(SET TASK): Could you set down every line of the items below word for word, leaving the pictures out?

(Annotated region listings)

BEGIN

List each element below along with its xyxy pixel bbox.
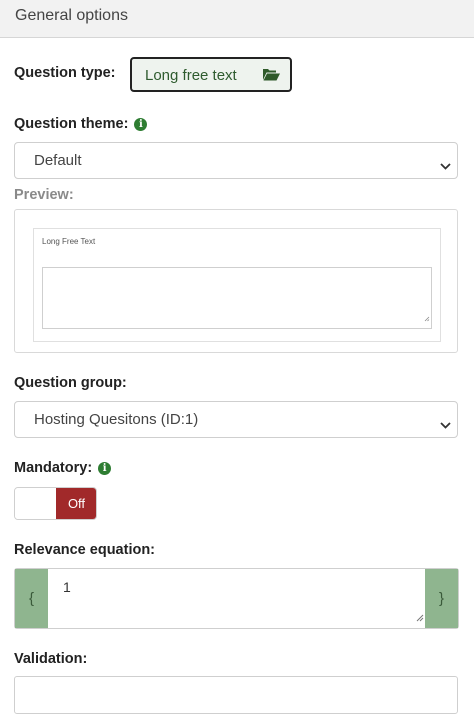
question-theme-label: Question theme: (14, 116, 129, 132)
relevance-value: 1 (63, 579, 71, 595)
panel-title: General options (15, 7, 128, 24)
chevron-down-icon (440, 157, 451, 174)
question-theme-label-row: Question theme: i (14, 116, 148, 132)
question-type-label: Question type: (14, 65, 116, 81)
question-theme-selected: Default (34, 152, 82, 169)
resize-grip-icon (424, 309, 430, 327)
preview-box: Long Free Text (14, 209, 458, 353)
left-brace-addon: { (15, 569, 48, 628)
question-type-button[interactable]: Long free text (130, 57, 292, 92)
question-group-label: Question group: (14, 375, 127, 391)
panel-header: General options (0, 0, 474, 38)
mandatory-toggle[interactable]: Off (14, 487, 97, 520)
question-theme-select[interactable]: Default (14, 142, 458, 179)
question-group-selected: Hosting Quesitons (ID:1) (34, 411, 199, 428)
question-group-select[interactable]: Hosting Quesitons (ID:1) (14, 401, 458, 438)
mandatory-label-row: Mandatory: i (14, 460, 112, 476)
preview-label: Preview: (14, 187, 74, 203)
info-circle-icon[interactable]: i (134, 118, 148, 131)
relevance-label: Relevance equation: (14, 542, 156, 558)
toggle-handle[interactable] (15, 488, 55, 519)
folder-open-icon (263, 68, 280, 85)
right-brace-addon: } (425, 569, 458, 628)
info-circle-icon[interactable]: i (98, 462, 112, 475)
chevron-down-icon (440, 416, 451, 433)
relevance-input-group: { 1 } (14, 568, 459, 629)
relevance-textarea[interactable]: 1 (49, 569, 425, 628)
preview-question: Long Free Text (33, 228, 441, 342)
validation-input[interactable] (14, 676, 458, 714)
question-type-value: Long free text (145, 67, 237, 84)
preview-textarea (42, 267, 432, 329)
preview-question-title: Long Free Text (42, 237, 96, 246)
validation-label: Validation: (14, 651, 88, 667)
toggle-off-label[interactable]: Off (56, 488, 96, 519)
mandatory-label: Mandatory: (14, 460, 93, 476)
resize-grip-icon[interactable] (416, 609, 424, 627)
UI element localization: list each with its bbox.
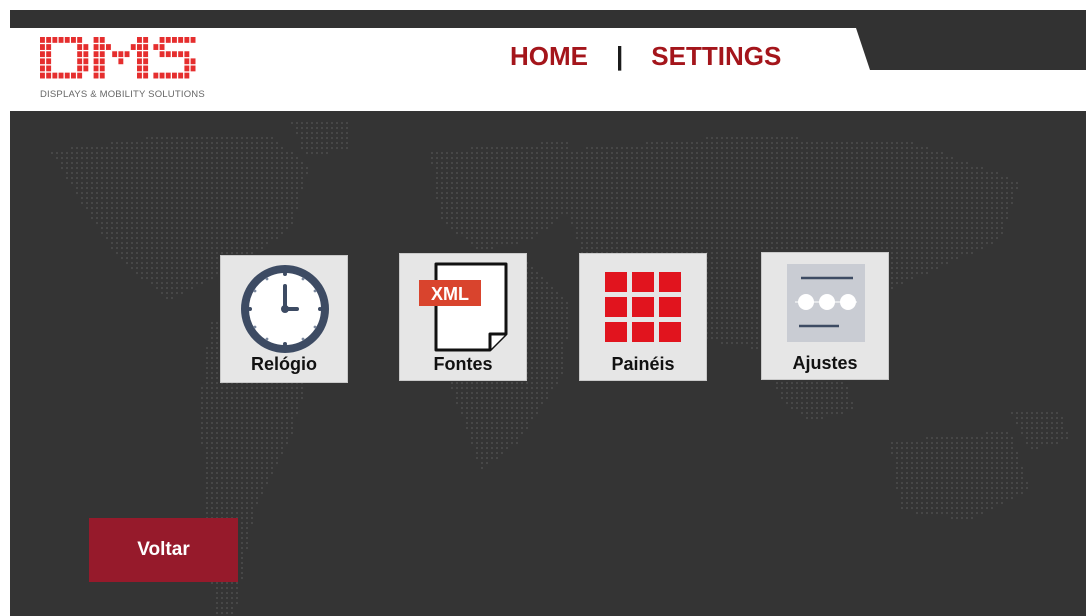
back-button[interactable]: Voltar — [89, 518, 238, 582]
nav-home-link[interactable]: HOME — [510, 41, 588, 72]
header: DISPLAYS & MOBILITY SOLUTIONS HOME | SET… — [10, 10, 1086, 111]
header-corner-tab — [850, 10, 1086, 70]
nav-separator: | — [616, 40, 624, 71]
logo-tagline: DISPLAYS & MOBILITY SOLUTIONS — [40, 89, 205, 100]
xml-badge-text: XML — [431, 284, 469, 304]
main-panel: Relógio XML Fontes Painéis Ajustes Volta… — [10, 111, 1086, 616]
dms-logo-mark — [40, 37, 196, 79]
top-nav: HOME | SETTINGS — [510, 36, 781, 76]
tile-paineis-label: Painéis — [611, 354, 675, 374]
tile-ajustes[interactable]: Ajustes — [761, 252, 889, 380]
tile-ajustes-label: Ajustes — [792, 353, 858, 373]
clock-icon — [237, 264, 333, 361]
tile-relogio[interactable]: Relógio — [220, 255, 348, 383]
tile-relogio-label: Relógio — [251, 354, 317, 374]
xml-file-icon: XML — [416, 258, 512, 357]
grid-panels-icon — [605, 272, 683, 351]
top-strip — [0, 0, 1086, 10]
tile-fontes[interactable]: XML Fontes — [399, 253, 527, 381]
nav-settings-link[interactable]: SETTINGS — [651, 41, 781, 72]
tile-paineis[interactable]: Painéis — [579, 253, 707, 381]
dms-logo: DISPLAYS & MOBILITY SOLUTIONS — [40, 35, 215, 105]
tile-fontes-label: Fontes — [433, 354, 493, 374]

END

(SOLUTION TO THIS EXERCISE):
List each element below along with its xyxy pixel bbox.
question-theme-label: Question theme: (14, 116, 129, 132)
relevance-value: 1 (63, 579, 71, 595)
panel-title: General options (15, 7, 128, 24)
chevron-down-icon (440, 157, 451, 174)
question-theme-label-row: Question theme: i (14, 116, 148, 132)
question-type-label: Question type: (14, 65, 116, 81)
question-theme-selected: Default (34, 152, 82, 169)
resize-grip-icon (424, 309, 430, 327)
preview-box: Long Free Text (14, 209, 458, 353)
left-brace-addon: { (15, 569, 48, 628)
question-type-button[interactable]: Long free text (130, 57, 292, 92)
question-group-label: Question group: (14, 375, 127, 391)
panel-header: General options (0, 0, 474, 38)
mandatory-toggle[interactable]: Off (14, 487, 97, 520)
question-theme-select[interactable]: Default (14, 142, 458, 179)
question-group-selected: Hosting Quesitons (ID:1) (34, 411, 199, 428)
question-group-select[interactable]: Hosting Quesitons (ID:1) (14, 401, 458, 438)
mandatory-label-row: Mandatory: i (14, 460, 112, 476)
preview-label: Preview: (14, 187, 74, 203)
info-circle-icon[interactable]: i (134, 118, 148, 131)
relevance-label: Relevance equation: (14, 542, 156, 558)
toggle-handle[interactable] (15, 488, 55, 519)
folder-open-icon (263, 68, 280, 85)
right-brace-addon: } (425, 569, 458, 628)
info-circle-icon[interactable]: i (98, 462, 112, 475)
chevron-down-icon (440, 416, 451, 433)
relevance-input-group: { 1 } (14, 568, 459, 629)
relevance-textarea[interactable]: 1 (49, 569, 425, 628)
preview-question: Long Free Text (33, 228, 441, 342)
validation-input[interactable] (14, 676, 458, 714)
question-type-value: Long free text (145, 67, 237, 84)
preview-textarea (42, 267, 432, 329)
preview-question-title: Long Free Text (42, 237, 96, 246)
validation-label: Validation: (14, 651, 88, 667)
toggle-off-label[interactable]: Off (56, 488, 96, 519)
mandatory-label: Mandatory: (14, 460, 93, 476)
resize-grip-icon[interactable] (416, 609, 424, 627)
UI element localization: list each with its bbox.
back-button[interactable]: Voltar — [89, 518, 238, 582]
nav-home-link[interactable]: HOME — [510, 41, 588, 72]
header: DISPLAYS & MOBILITY SOLUTIONS HOME | SET… — [10, 10, 1086, 111]
header-corner-tab — [850, 10, 1086, 70]
nav-separator: | — [616, 40, 624, 71]
logo-tagline: DISPLAYS & MOBILITY SOLUTIONS — [40, 89, 205, 100]
xml-badge-text: XML — [431, 284, 469, 304]
main-panel: Relógio XML Fontes Painéis Ajustes Volta… — [10, 111, 1086, 616]
dms-logo-mark — [40, 37, 196, 79]
top-nav: HOME | SETTINGS — [510, 36, 781, 76]
tile-paineis-label: Painéis — [611, 354, 675, 374]
tile-ajustes[interactable]: Ajustes — [761, 252, 889, 380]
tile-ajustes-label: Ajustes — [792, 353, 858, 373]
clock-icon — [237, 264, 333, 361]
tile-relogio[interactable]: Relógio — [220, 255, 348, 383]
tile-relogio-label: Relógio — [251, 354, 317, 374]
xml-file-icon: XML — [416, 258, 512, 357]
grid-panels-icon — [605, 272, 683, 351]
top-strip — [0, 0, 1086, 10]
tile-fontes[interactable]: XML Fontes — [399, 253, 527, 381]
nav-settings-link[interactable]: SETTINGS — [651, 41, 781, 72]
tile-paineis[interactable]: Painéis — [579, 253, 707, 381]
dms-logo: DISPLAYS & MOBILITY SOLUTIONS — [40, 35, 215, 105]
tile-fontes-label: Fontes — [433, 354, 493, 374]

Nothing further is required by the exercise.